Work required: Swap every "x-tick-label" in the rows below for "x-axis-tick", keeping all else the same. Leave the pictures out.

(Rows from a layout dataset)
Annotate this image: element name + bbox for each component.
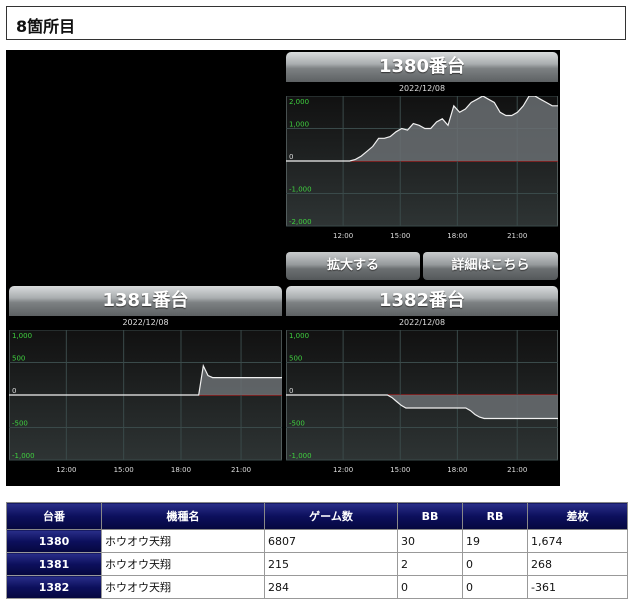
- x-tick-label: 21:00: [507, 466, 527, 474]
- y-tick-label: 1,000: [289, 332, 309, 340]
- y-tick-label: 0: [289, 387, 293, 395]
- y-tick-label: -1,000: [12, 452, 35, 460]
- cell-no: 1380: [6, 529, 102, 553]
- y-tick-label: 1,000: [289, 121, 309, 129]
- cell-no: 1381: [6, 552, 102, 576]
- x-tick-label: 15:00: [390, 466, 410, 474]
- chart-1382-title: 1382番台: [286, 286, 558, 316]
- machine-table: 台番 機種名 ゲーム数 BB RB 差枚 1380 ホウオウ天翔 6807 30…: [6, 502, 628, 599]
- cell-games: 284: [264, 575, 398, 599]
- chart-1381-title: 1381番台: [9, 286, 282, 316]
- y-tick-label: -1,000: [289, 186, 312, 194]
- chart-1380-title: 1380番台: [286, 52, 558, 82]
- y-tick-label: 2,000: [289, 98, 309, 106]
- cell-model: ホウオウ天翔: [101, 529, 265, 553]
- cell-diff: -361: [527, 575, 628, 599]
- chart-1382-date: 2022/12/08: [398, 318, 446, 327]
- y-tick-label: -2,000: [289, 218, 312, 226]
- y-tick-label: 0: [289, 153, 293, 161]
- col-header-no: 台番: [6, 502, 102, 530]
- cell-diff: 268: [527, 552, 628, 576]
- video-placeholder: [6, 50, 284, 282]
- x-tick-label: 15:00: [390, 232, 410, 240]
- x-tick-label: 18:00: [447, 466, 467, 474]
- cell-rb: 0: [462, 552, 528, 576]
- chart-plot: 1,000 500 0 -500 -1,000 12:00 15:00 18:00 21:00: [286, 330, 558, 474]
- table-row: 1380 ホウオウ天翔 6807 30 19 1,674: [6, 529, 628, 553]
- chart-1380-date: 2022/12/08: [398, 84, 446, 93]
- x-tick-label: 12:00: [333, 466, 353, 474]
- x-tick-label: 15:00: [114, 466, 134, 474]
- x-tick-label: 18:00: [447, 232, 467, 240]
- cell-no: 1382: [6, 575, 102, 599]
- chart-1382: 1382番台 2022/12/08 1,000 500 0 -500 -1,000 12:…: [286, 286, 558, 484]
- table-row: 1381 ホウオウ天翔 215 2 0 268: [6, 552, 628, 576]
- details-button[interactable]: 詳細はこちら: [423, 252, 558, 280]
- cell-bb: 0: [397, 575, 463, 599]
- cell-rb: 0: [462, 575, 528, 599]
- cell-model: ホウオウ天翔: [101, 575, 265, 599]
- chart-1381-date: 2022/12/08: [122, 318, 169, 327]
- cell-model: ホウオウ天翔: [101, 552, 265, 576]
- page-title: 8箇所目: [16, 17, 76, 36]
- chart-1381: 1381番台 2022/12/08 1,000 500 0 -500 -1,000 12:…: [9, 286, 282, 484]
- cell-bb: 2: [397, 552, 463, 576]
- table-header-row: 台番 機種名 ゲーム数 BB RB 差枚: [6, 502, 628, 530]
- table-row: 1382 ホウオウ天翔 284 0 0 -361: [6, 575, 628, 599]
- x-tick-label: 21:00: [231, 466, 251, 474]
- col-header-bb: BB: [397, 502, 463, 530]
- x-tick-label: 21:00: [507, 232, 527, 240]
- col-header-diff: 差枚: [527, 502, 628, 530]
- y-tick-label: 0: [12, 387, 16, 395]
- col-header-rb: RB: [462, 502, 528, 530]
- chart-1380: 1380番台 2022/12/08 2,000 1,000 0 -1,000 -2,00…: [286, 52, 558, 250]
- y-tick-label: -500: [289, 420, 305, 428]
- y-tick-label: -500: [12, 420, 28, 428]
- col-header-model: 機種名: [101, 502, 265, 530]
- chart-plot: 1,000 500 0 -500 -1,000 12:00 15:00 18:00 21:00: [9, 330, 282, 474]
- chart-plot: 2,000 1,000 0 -1,000 -2,000 12:00 15:00 18:00 21…: [286, 96, 558, 240]
- cell-bb: 30: [397, 529, 463, 553]
- cell-games: 6807: [264, 529, 398, 553]
- cell-games: 215: [264, 552, 398, 576]
- y-tick-label: 500: [289, 355, 302, 363]
- x-tick-label: 12:00: [56, 466, 76, 474]
- cell-diff: 1,674: [527, 529, 628, 553]
- y-tick-label: 1,000: [12, 332, 32, 340]
- x-tick-label: 18:00: [171, 466, 191, 474]
- zoom-button[interactable]: 拡大する: [286, 252, 420, 280]
- y-tick-label: 500: [12, 355, 25, 363]
- page-header: 8箇所目: [6, 6, 626, 40]
- y-tick-label: -1,000: [289, 452, 312, 460]
- col-header-games: ゲーム数: [264, 502, 398, 530]
- cell-rb: 19: [462, 529, 528, 553]
- x-tick-label: 12:00: [333, 232, 353, 240]
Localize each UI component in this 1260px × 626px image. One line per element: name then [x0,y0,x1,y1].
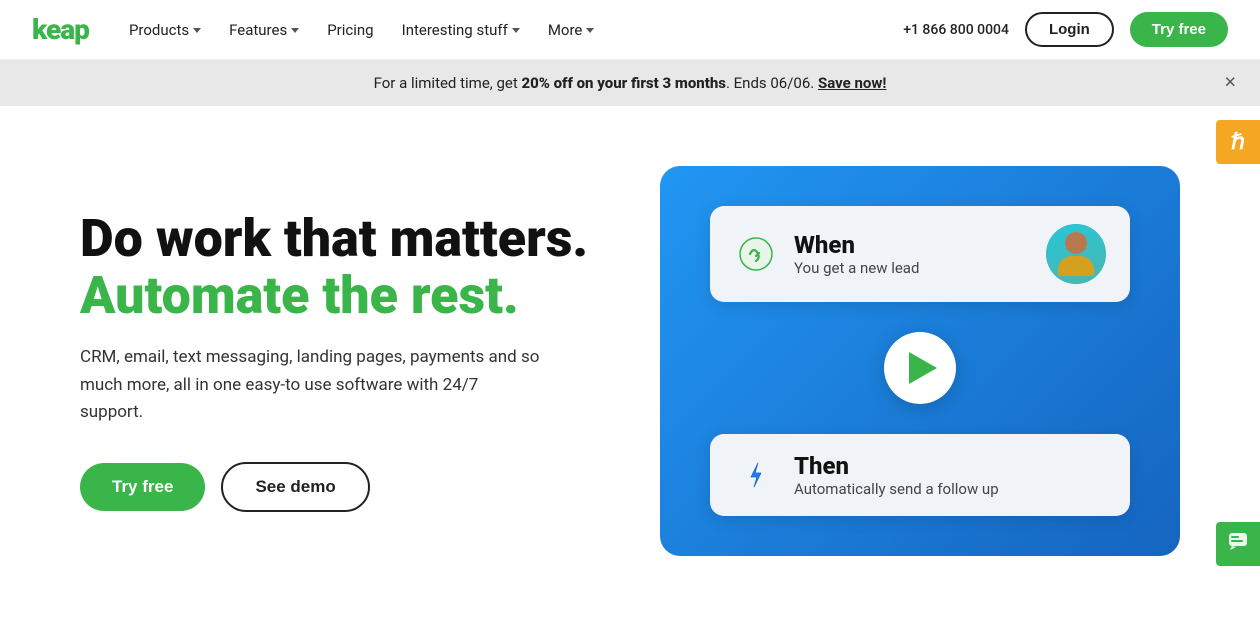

Task response:
Annotate this image: element name + bbox for each component.
- x-axis-tick: 21:00: [507, 466, 527, 474]
- y-tick-label: 1,000: [289, 332, 309, 340]
- y-tick-label: 0: [289, 387, 293, 395]
- y-tick-label: -1,000: [12, 452, 35, 460]
- cell-no: 1380: [6, 529, 102, 553]
- y-tick-label: 1,000: [289, 121, 309, 129]
- cell-no: 1381: [6, 552, 102, 576]
- x-axis-tick: 15:00: [390, 466, 410, 474]
- chart-1382-title: 1382番台: [286, 286, 558, 316]
- machine-table: 台番 機種名 ゲーム数 BB RB 差枚 1380 ホウオウ天翔 6807 30…: [6, 502, 628, 599]
- cell-games: 284: [264, 575, 398, 599]
- chart-1381-title: 1381番台: [9, 286, 282, 316]
- y-tick-label: -1,000: [289, 186, 312, 194]
- chart-1380-title: 1380番台: [286, 52, 558, 82]
- y-tick-label: 2,000: [289, 98, 309, 106]
- cell-model: ホウオウ天翔: [101, 529, 265, 553]
- cell-diff: -361: [527, 575, 628, 599]
- chart-1382-date: 2022/12/08: [398, 318, 446, 327]
- y-tick-label: -2,000: [289, 218, 312, 226]
- y-tick-label: 0: [289, 153, 293, 161]
- col-header-no: 台番: [6, 502, 102, 530]
- cell-diff: 268: [527, 552, 628, 576]
- video-placeholder: [6, 50, 284, 282]
- x-axis-tick: 15:00: [390, 232, 410, 240]
- x-axis-tick: 18:00: [447, 466, 467, 474]
- cell-rb: 0: [462, 552, 528, 576]
- chart-plot: 1,000 500 0 -500 -1,000 12:00 15:00 18:00 21:00: [286, 330, 558, 474]
- table-row: 1380 ホウオウ天翔 6807 30 19 1,674: [6, 529, 628, 553]
- chart-1380-date: 2022/12/08: [398, 84, 446, 93]
- x-axis-tick: 12:00: [333, 466, 353, 474]
- x-axis-tick: 15:00: [114, 466, 134, 474]
- x-axis-tick: 18:00: [447, 232, 467, 240]
- cell-no: 1382: [6, 575, 102, 599]
- chart-1382: 1382番台 2022/12/08 1,000 500 0 -500 -1,000 12:…: [286, 286, 558, 484]
- table-row: 1381 ホウオウ天翔 215 2 0 268: [6, 552, 628, 576]
- details-button[interactable]: 詳細はこちら: [423, 252, 558, 280]
- cell-bb: 0: [397, 575, 463, 599]
- cell-rb: 0: [462, 575, 528, 599]
- cell-model: ホウオウ天翔: [101, 575, 265, 599]
- chart-1381-date: 2022/12/08: [122, 318, 169, 327]
- cell-model: ホウオウ天翔: [101, 552, 265, 576]
- page-title: 8箇所目: [16, 17, 76, 36]
- chart-1381: 1381番台 2022/12/08 1,000 500 0 -500 -1,000 12:…: [9, 286, 282, 484]
- cell-bb: 2: [397, 552, 463, 576]
- table-header-row: 台番 機種名 ゲーム数 BB RB 差枚: [6, 502, 628, 530]
- table-row: 1382 ホウオウ天翔 284 0 0 -361: [6, 575, 628, 599]
- x-axis-tick: 21:00: [231, 466, 251, 474]
- col-header-bb: BB: [397, 502, 463, 530]
- x-axis-tick: 21:00: [507, 232, 527, 240]
- col-header-diff: 差枚: [527, 502, 628, 530]
- y-tick-label: 0: [12, 387, 16, 395]
- col-header-rb: RB: [462, 502, 528, 530]
- chart-1380: 1380番台 2022/12/08 2,000 1,000 0 -1,000 -2,00…: [286, 52, 558, 250]
- y-tick-label: -500: [289, 420, 305, 428]
- y-tick-label: -500: [12, 420, 28, 428]
- col-header-model: 機種名: [101, 502, 265, 530]
- chart-plot: 1,000 500 0 -500 -1,000 12:00 15:00 18:00 21:00: [9, 330, 282, 474]
- chart-plot: 2,000 1,000 0 -1,000 -2,000 12:00 15:00 18:00 21…: [286, 96, 558, 240]
- cell-bb: 30: [397, 529, 463, 553]
- cell-games: 6807: [264, 529, 398, 553]
- cell-games: 215: [264, 552, 398, 576]
- y-tick-label: 500: [289, 355, 302, 363]
- x-axis-tick: 12:00: [56, 466, 76, 474]
- cell-diff: 1,674: [527, 529, 628, 553]
- y-tick-label: 1,000: [12, 332, 32, 340]
- x-axis-tick: 18:00: [171, 466, 191, 474]
- zoom-button[interactable]: 拡大する: [286, 252, 420, 280]
- y-tick-label: 500: [12, 355, 25, 363]
- page-header: 8箇所目: [6, 6, 626, 40]
- y-tick-label: -1,000: [289, 452, 312, 460]
- col-header-games: ゲーム数: [264, 502, 398, 530]
- cell-rb: 19: [462, 529, 528, 553]
- x-axis-tick: 12:00: [333, 232, 353, 240]
Localize each UI component in this 1260px × 626px image. One line per element: name then [x0,y0,x1,y1].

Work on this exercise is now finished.